[Lines of data]

▬▬▬▬▬▬▬▬▬▬

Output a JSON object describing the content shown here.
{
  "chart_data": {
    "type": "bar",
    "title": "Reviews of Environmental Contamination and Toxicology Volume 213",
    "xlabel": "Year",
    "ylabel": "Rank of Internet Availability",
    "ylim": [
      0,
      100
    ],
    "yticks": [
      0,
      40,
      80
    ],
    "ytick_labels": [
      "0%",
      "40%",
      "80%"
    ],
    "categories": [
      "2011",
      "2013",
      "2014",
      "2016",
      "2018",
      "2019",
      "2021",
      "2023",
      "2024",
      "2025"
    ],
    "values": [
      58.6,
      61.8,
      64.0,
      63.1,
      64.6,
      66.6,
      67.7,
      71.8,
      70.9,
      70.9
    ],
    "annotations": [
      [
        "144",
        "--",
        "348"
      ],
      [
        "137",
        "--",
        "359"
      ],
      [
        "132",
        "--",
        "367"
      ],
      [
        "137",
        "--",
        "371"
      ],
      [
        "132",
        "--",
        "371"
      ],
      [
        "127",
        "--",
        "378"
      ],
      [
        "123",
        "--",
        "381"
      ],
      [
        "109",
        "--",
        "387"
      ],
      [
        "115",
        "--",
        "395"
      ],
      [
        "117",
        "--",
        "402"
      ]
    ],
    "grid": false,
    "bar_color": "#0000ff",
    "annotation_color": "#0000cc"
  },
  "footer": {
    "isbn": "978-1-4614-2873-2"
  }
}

▬▬▬▬▬▬▬▬▬▬

§ Written instruction
Write out every entry again exactly, please, with nothing missing.

§ The response
Output a JSON object describing the content shown here.
{
  "chart_data": {
    "type": "bar",
    "title": "Reviews of Environmental Contamination and Toxicology Volume 213",
    "xlabel": "Year",
    "ylabel": "Rank of Internet Availability",
    "ylim": [
      0,
      100
    ],
    "yticks": [
      0,
      40,
      80
    ],
    "ytick_labels": [
      "0%",
      "40%",
      "80%"
    ],
    "categories": [
      "2011",
      "2013",
      "2014",
      "2016",
      "2018",
      "2019",
      "2021",
      "2023",
      "2024",
      "2025"
    ],
    "values": [
      58.6,
      61.8,
      64.0,
      63.1,
      64.6,
      66.6,
      67.7,
      71.8,
      70.9,
      70.9
    ],
    "annotations": [
      [
        "144",
        "--",
        "348"
      ],
      [
        "137",
        "--",
        "359"
      ],
      [
        "132",
        "--",
        "367"
      ],
      [
        "137",
        "--",
        "371"
      ],
      [
        "132",
        "--",
        "371"
      ],
      [
        "127",
        "--",
        "378"
      ],
      [
        "123",
        "--",
        "381"
      ],
      [
        "109",
        "--",
        "387"
      ],
      [
        "115",
        "--",
        "395"
      ],
      [
        "117",
        "--",
        "402"
      ]
    ],
    "grid": false,
    "bar_color": "#0000ff",
    "annotation_color": "#0000cc"
  },
  "footer": {
    "isbn": "978-1-4614-2873-2"
  }
}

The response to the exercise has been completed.